*GIVEN TASK*
Write out the data again exactly, skipping every picture.

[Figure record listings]
+++++

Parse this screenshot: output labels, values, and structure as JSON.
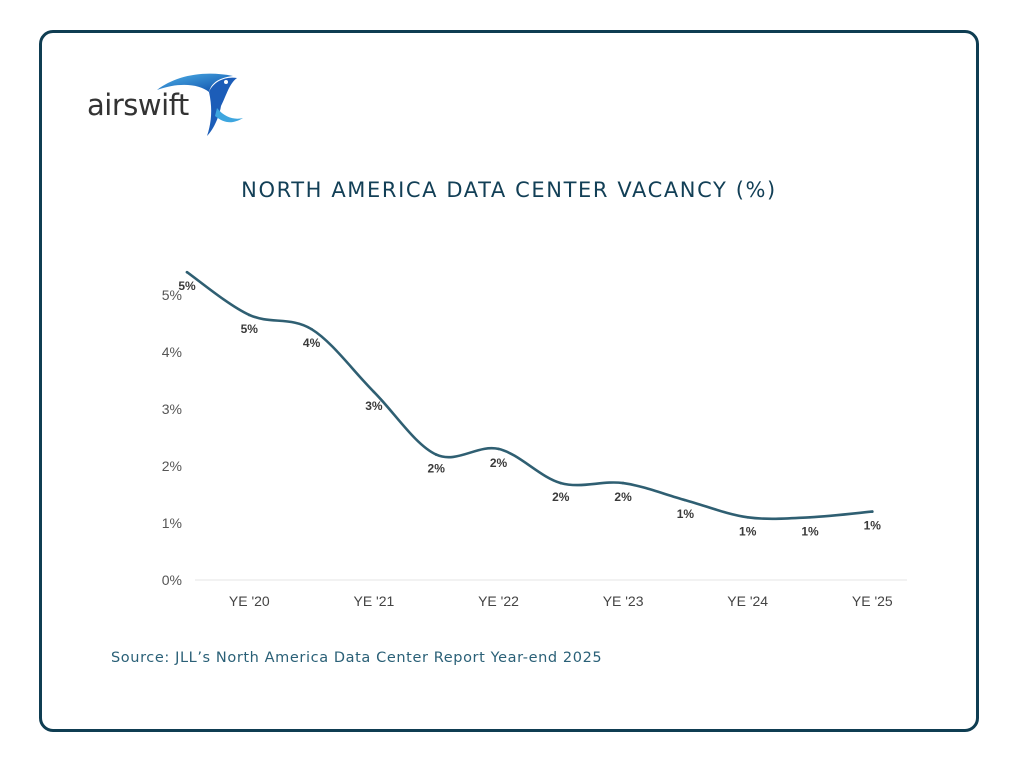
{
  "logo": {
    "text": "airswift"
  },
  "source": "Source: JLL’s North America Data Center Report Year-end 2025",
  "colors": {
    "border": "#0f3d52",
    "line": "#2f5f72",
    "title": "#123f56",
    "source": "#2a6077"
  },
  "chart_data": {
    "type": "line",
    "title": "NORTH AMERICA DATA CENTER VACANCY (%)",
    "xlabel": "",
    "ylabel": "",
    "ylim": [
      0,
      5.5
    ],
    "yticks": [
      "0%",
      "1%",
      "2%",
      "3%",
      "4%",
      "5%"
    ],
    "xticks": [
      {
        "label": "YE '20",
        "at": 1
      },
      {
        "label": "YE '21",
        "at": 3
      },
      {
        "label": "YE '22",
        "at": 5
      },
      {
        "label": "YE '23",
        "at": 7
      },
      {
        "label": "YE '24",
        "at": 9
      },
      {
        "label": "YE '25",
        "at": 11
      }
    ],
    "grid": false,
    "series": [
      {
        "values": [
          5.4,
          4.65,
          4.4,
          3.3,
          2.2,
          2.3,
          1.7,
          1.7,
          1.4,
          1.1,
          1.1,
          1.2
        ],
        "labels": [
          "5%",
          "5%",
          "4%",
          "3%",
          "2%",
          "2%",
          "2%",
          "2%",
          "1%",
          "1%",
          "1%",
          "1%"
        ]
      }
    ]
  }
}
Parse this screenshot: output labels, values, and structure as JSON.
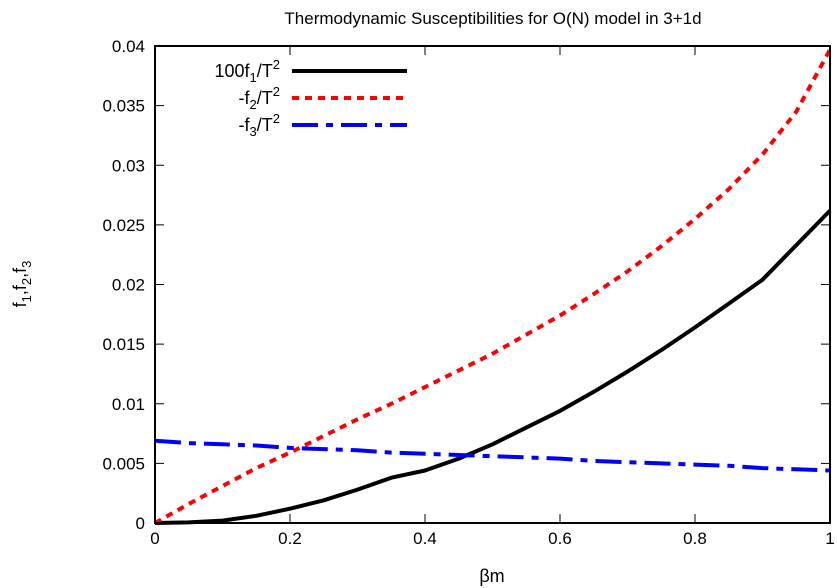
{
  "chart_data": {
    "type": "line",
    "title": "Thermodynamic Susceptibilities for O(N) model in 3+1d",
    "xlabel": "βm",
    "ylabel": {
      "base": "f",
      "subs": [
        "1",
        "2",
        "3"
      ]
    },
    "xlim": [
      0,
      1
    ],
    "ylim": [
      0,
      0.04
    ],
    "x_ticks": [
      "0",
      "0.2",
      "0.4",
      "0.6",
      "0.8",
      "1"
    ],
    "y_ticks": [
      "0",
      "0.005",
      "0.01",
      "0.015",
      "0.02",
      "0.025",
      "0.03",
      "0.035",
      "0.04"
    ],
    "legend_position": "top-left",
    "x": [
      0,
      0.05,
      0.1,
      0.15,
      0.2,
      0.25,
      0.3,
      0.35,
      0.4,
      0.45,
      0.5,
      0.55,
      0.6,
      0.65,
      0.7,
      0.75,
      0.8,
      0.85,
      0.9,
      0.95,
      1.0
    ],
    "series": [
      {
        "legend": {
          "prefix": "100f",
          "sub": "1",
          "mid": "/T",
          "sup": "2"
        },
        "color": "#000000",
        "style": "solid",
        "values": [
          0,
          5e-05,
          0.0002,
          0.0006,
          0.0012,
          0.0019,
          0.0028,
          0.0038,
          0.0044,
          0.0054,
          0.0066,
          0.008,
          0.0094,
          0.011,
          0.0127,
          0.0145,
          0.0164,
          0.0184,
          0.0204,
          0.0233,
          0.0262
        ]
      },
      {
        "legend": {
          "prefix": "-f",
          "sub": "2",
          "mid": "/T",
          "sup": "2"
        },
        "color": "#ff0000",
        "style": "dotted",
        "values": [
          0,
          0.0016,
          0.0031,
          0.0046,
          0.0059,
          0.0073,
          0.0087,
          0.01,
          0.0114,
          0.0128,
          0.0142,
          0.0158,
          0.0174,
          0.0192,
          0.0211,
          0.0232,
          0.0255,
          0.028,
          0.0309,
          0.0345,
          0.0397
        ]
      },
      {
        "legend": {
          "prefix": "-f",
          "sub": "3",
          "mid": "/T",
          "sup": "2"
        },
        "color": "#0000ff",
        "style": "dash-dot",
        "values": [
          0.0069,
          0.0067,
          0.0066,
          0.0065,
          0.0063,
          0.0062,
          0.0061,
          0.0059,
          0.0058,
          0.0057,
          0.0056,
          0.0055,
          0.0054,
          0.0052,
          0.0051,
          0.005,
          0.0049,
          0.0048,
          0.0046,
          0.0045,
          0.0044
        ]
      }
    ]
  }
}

+++++

*ANSWER BELOW*
Parse this screenshot: output labels, values, and structure as JSON.
{
  "logo": {
    "text": "airswift"
  },
  "source": "Source: JLL’s North America Data Center Report Year-end 2025",
  "colors": {
    "border": "#0f3d52",
    "line": "#2f5f72",
    "title": "#123f56",
    "source": "#2a6077"
  },
  "chart_data": {
    "type": "line",
    "title": "NORTH AMERICA DATA CENTER VACANCY (%)",
    "xlabel": "",
    "ylabel": "",
    "ylim": [
      0,
      5.5
    ],
    "yticks": [
      "0%",
      "1%",
      "2%",
      "3%",
      "4%",
      "5%"
    ],
    "xticks": [
      {
        "label": "YE '20",
        "at": 1
      },
      {
        "label": "YE '21",
        "at": 3
      },
      {
        "label": "YE '22",
        "at": 5
      },
      {
        "label": "YE '23",
        "at": 7
      },
      {
        "label": "YE '24",
        "at": 9
      },
      {
        "label": "YE '25",
        "at": 11
      }
    ],
    "grid": false,
    "series": [
      {
        "values": [
          5.4,
          4.65,
          4.4,
          3.3,
          2.2,
          2.3,
          1.7,
          1.7,
          1.4,
          1.1,
          1.1,
          1.2
        ],
        "labels": [
          "5%",
          "5%",
          "4%",
          "3%",
          "2%",
          "2%",
          "2%",
          "2%",
          "1%",
          "1%",
          "1%",
          "1%"
        ]
      }
    ]
  }
}
Parse this screenshot: output labels, values, and structure as JSON.
{
  "chart_data": {
    "type": "line",
    "title": "Thermodynamic Susceptibilities for O(N) model in 3+1d",
    "xlabel": "βm",
    "ylabel": {
      "base": "f",
      "subs": [
        "1",
        "2",
        "3"
      ]
    },
    "xlim": [
      0,
      1
    ],
    "ylim": [
      0,
      0.04
    ],
    "x_ticks": [
      "0",
      "0.2",
      "0.4",
      "0.6",
      "0.8",
      "1"
    ],
    "y_ticks": [
      "0",
      "0.005",
      "0.01",
      "0.015",
      "0.02",
      "0.025",
      "0.03",
      "0.035",
      "0.04"
    ],
    "legend_position": "top-left",
    "x": [
      0,
      0.05,
      0.1,
      0.15,
      0.2,
      0.25,
      0.3,
      0.35,
      0.4,
      0.45,
      0.5,
      0.55,
      0.6,
      0.65,
      0.7,
      0.75,
      0.8,
      0.85,
      0.9,
      0.95,
      1.0
    ],
    "series": [
      {
        "legend": {
          "prefix": "100f",
          "sub": "1",
          "mid": "/T",
          "sup": "2"
        },
        "color": "#000000",
        "style": "solid",
        "values": [
          0,
          5e-05,
          0.0002,
          0.0006,
          0.0012,
          0.0019,
          0.0028,
          0.0038,
          0.0044,
          0.0054,
          0.0066,
          0.008,
          0.0094,
          0.011,
          0.0127,
          0.0145,
          0.0164,
          0.0184,
          0.0204,
          0.0233,
          0.0262
        ]
      },
      {
        "legend": {
          "prefix": "-f",
          "sub": "2",
          "mid": "/T",
          "sup": "2"
        },
        "color": "#ff0000",
        "style": "dotted",
        "values": [
          0,
          0.0016,
          0.0031,
          0.0046,
          0.0059,
          0.0073,
          0.0087,
          0.01,
          0.0114,
          0.0128,
          0.0142,
          0.0158,
          0.0174,
          0.0192,
          0.0211,
          0.0232,
          0.0255,
          0.028,
          0.0309,
          0.0345,
          0.0397
        ]
      },
      {
        "legend": {
          "prefix": "-f",
          "sub": "3",
          "mid": "/T",
          "sup": "2"
        },
        "color": "#0000ff",
        "style": "dash-dot",
        "values": [
          0.0069,
          0.0067,
          0.0066,
          0.0065,
          0.0063,
          0.0062,
          0.0061,
          0.0059,
          0.0058,
          0.0057,
          0.0056,
          0.0055,
          0.0054,
          0.0052,
          0.0051,
          0.005,
          0.0049,
          0.0048,
          0.0046,
          0.0045,
          0.0044
        ]
      }
    ]
  }
}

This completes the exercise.